■ THE EXERCISE: Retype each entry below exactly as it stands.

■ Items listed in a dataset:
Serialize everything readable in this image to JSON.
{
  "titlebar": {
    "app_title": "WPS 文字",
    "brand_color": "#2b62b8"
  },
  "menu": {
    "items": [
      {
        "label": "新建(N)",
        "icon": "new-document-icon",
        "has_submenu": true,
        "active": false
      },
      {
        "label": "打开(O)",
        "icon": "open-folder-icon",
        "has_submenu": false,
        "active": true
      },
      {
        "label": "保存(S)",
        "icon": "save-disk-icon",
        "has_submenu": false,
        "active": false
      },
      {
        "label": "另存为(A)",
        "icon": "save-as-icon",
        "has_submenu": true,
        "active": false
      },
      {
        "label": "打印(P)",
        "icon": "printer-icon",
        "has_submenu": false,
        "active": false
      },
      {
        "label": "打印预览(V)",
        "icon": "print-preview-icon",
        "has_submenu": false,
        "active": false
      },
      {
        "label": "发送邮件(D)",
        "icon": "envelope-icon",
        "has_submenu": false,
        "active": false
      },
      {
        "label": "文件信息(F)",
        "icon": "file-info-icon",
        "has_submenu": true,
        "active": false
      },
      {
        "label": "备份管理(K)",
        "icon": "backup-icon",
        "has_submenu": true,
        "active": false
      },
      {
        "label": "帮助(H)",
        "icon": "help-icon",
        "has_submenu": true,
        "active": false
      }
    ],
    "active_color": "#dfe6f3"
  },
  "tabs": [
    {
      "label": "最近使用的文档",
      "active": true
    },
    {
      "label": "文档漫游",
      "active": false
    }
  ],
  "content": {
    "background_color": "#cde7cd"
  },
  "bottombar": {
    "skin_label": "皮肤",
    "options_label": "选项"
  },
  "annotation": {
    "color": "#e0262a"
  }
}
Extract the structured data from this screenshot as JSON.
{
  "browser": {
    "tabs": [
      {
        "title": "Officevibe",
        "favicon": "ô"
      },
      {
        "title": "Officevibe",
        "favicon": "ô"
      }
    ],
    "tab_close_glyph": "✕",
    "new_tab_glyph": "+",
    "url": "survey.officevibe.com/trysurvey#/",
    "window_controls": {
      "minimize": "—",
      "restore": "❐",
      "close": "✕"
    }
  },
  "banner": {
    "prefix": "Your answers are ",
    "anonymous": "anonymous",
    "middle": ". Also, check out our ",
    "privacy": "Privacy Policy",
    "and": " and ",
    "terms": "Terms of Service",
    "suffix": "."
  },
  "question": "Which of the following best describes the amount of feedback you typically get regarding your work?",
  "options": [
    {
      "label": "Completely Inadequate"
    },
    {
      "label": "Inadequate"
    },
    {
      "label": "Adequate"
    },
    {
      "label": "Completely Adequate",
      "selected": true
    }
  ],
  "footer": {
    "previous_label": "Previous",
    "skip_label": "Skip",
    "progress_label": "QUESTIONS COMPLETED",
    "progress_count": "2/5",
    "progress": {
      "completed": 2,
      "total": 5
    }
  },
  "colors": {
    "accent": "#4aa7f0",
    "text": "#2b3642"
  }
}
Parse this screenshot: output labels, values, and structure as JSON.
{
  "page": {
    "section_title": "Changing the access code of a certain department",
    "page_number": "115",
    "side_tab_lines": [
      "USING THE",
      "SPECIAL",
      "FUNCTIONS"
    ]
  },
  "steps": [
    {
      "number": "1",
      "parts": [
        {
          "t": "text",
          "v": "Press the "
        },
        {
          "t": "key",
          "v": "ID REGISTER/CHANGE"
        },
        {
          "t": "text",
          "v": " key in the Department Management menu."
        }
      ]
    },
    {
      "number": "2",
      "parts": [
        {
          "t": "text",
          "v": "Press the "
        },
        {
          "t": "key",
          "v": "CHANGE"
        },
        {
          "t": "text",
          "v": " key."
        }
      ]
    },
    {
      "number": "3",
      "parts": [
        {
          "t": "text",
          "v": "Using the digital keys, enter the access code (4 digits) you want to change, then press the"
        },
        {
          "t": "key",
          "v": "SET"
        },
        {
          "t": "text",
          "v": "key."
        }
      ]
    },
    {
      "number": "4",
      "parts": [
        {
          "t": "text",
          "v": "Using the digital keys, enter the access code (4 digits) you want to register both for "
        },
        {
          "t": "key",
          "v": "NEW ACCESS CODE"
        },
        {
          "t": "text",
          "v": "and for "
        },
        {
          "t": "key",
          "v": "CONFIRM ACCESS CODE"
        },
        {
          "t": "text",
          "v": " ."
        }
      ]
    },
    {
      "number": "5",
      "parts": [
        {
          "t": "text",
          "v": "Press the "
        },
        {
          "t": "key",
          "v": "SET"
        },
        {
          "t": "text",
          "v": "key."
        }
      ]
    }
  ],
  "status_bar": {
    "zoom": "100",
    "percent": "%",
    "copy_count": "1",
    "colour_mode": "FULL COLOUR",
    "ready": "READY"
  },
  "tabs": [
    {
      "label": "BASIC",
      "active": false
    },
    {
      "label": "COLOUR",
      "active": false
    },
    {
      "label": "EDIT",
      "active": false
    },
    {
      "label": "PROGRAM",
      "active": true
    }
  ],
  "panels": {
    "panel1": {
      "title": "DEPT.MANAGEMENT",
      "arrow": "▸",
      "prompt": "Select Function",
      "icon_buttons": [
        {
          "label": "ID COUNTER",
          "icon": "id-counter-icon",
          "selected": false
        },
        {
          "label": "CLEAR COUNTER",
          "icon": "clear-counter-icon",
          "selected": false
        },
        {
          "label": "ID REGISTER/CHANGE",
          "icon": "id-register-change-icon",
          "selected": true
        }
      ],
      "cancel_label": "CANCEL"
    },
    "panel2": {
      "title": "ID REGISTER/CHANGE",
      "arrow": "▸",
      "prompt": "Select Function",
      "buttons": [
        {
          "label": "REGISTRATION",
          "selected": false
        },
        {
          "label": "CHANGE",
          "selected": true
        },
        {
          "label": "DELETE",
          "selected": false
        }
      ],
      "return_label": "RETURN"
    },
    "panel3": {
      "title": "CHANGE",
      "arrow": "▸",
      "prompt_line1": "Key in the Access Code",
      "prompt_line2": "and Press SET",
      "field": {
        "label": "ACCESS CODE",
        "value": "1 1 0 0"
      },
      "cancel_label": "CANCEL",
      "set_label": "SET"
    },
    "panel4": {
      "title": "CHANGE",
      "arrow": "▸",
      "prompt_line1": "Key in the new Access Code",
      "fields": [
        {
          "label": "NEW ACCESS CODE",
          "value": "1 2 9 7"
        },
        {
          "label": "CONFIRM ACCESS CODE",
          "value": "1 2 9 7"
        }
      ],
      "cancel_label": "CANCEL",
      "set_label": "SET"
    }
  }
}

■ ANSWER TO THE PROBLEM:
Serialize everything readable in this image to JSON.
{
  "titlebar": {
    "app_title": "WPS 文字",
    "brand_color": "#2b62b8"
  },
  "menu": {
    "items": [
      {
        "label": "新建(N)",
        "icon": "new-document-icon",
        "has_submenu": true,
        "active": false
      },
      {
        "label": "打开(O)",
        "icon": "open-folder-icon",
        "has_submenu": false,
        "active": true
      },
      {
        "label": "保存(S)",
        "icon": "save-disk-icon",
        "has_submenu": false,
        "active": false
      },
      {
        "label": "另存为(A)",
        "icon": "save-as-icon",
        "has_submenu": true,
        "active": false
      },
      {
        "label": "打印(P)",
        "icon": "printer-icon",
        "has_submenu": false,
        "active": false
      },
      {
        "label": "打印预览(V)",
        "icon": "print-preview-icon",
        "has_submenu": false,
        "active": false
      },
      {
        "label": "发送邮件(D)",
        "icon": "envelope-icon",
        "has_submenu": false,
        "active": false
      },
      {
        "label": "文件信息(F)",
        "icon": "file-info-icon",
        "has_submenu": true,
        "active": false
      },
      {
        "label": "备份管理(K)",
        "icon": "backup-icon",
        "has_submenu": true,
        "active": false
      },
      {
        "label": "帮助(H)",
        "icon": "help-icon",
        "has_submenu": true,
        "active": false
      }
    ],
    "active_color": "#dfe6f3"
  },
  "tabs": [
    {
      "label": "最近使用的文档",
      "active": true
    },
    {
      "label": "文档漫游",
      "active": false
    }
  ],
  "content": {
    "background_color": "#cde7cd"
  },
  "bottombar": {
    "skin_label": "皮肤",
    "options_label": "选项"
  },
  "annotation": {
    "color": "#e0262a"
  }
}
Extract the structured data from this screenshot as JSON.
{
  "browser": {
    "tabs": [
      {
        "title": "Officevibe",
        "favicon": "ô"
      },
      {
        "title": "Officevibe",
        "favicon": "ô"
      }
    ],
    "tab_close_glyph": "✕",
    "new_tab_glyph": "+",
    "url": "survey.officevibe.com/trysurvey#/",
    "window_controls": {
      "minimize": "—",
      "restore": "❐",
      "close": "✕"
    }
  },
  "banner": {
    "prefix": "Your answers are ",
    "anonymous": "anonymous",
    "middle": ". Also, check out our ",
    "privacy": "Privacy Policy",
    "and": " and ",
    "terms": "Terms of Service",
    "suffix": "."
  },
  "question": "Which of the following best describes the amount of feedback you typically get regarding your work?",
  "options": [
    {
      "label": "Completely Inadequate"
    },
    {
      "label": "Inadequate"
    },
    {
      "label": "Adequate"
    },
    {
      "label": "Completely Adequate",
      "selected": true
    }
  ],
  "footer": {
    "previous_label": "Previous",
    "skip_label": "Skip",
    "progress_label": "QUESTIONS COMPLETED",
    "progress_count": "2/5",
    "progress": {
      "completed": 2,
      "total": 5
    }
  },
  "colors": {
    "accent": "#4aa7f0",
    "text": "#2b3642"
  }
}
Parse this screenshot: output labels, values, and structure as JSON.
{
  "page": {
    "section_title": "Changing the access code of a certain department",
    "page_number": "115",
    "side_tab_lines": [
      "USING THE",
      "SPECIAL",
      "FUNCTIONS"
    ]
  },
  "steps": [
    {
      "number": "1",
      "parts": [
        {
          "t": "text",
          "v": "Press the "
        },
        {
          "t": "key",
          "v": "ID REGISTER/CHANGE"
        },
        {
          "t": "text",
          "v": " key in the Department Management menu."
        }
      ]
    },
    {
      "number": "2",
      "parts": [
        {
          "t": "text",
          "v": "Press the "
        },
        {
          "t": "key",
          "v": "CHANGE"
        },
        {
          "t": "text",
          "v": " key."
        }
      ]
    },
    {
      "number": "3",
      "parts": [
        {
          "t": "text",
          "v": "Using the digital keys, enter the access code (4 digits) you want to change, then press the"
        },
        {
          "t": "key",
          "v": "SET"
        },
        {
          "t": "text",
          "v": "key."
        }
      ]
    },
    {
      "number": "4",
      "parts": [
        {
          "t": "text",
          "v": "Using the digital keys, enter the access code (4 digits) you want to register both for "
        },
        {
          "t": "key",
          "v": "NEW ACCESS CODE"
        },
        {
          "t": "text",
          "v": "and for "
        },
        {
          "t": "key",
          "v": "CONFIRM ACCESS CODE"
        },
        {
          "t": "text",
          "v": " ."
        }
      ]
    },
    {
      "number": "5",
      "parts": [
        {
          "t": "text",
          "v": "Press the "
        },
        {
          "t": "key",
          "v": "SET"
        },
        {
          "t": "text",
          "v": "key."
        }
      ]
    }
  ],
  "status_bar": {
    "zoom": "100",
    "percent": "%",
    "copy_count": "1",
    "colour_mode": "FULL COLOUR",
    "ready": "READY"
  },
  "tabs": [
    {
      "label": "BASIC",
      "active": false
    },
    {
      "label": "COLOUR",
      "active": false
    },
    {
      "label": "EDIT",
      "active": false
    },
    {
      "label": "PROGRAM",
      "active": true
    }
  ],
  "panels": {
    "panel1": {
      "title": "DEPT.MANAGEMENT",
      "arrow": "▸",
      "prompt": "Select Function",
      "icon_buttons": [
        {
          "label": "ID COUNTER",
          "icon": "id-counter-icon",
          "selected": false
        },
        {
          "label": "CLEAR COUNTER",
          "icon": "clear-counter-icon",
          "selected": false
        },
        {
          "label": "ID REGISTER/CHANGE",
          "icon": "id-register-change-icon",
          "selected": true
        }
      ],
      "cancel_label": "CANCEL"
    },
    "panel2": {
      "title": "ID REGISTER/CHANGE",
      "arrow": "▸",
      "prompt": "Select Function",
      "buttons": [
        {
          "label": "REGISTRATION",
          "selected": false
        },
        {
          "label": "CHANGE",
          "selected": true
        },
        {
          "label": "DELETE",
          "selected": false
        }
      ],
      "return_label": "RETURN"
    },
    "panel3": {
      "title": "CHANGE",
      "arrow": "▸",
      "prompt_line1": "Key in the Access Code",
      "prompt_line2": "and Press SET",
      "field": {
        "label": "ACCESS CODE",
        "value": "1 1 0 0"
      },
      "cancel_label": "CANCEL",
      "set_label": "SET"
    },
    "panel4": {
      "title": "CHANGE",
      "arrow": "▸",
      "prompt_line1": "Key in the new Access Code",
      "fields": [
        {
          "label": "NEW ACCESS CODE",
          "value": "1 2 9 7"
        },
        {
          "label": "CONFIRM ACCESS CODE",
          "value": "1 2 9 7"
        }
      ],
      "cancel_label": "CANCEL",
      "set_label": "SET"
    }
  }
}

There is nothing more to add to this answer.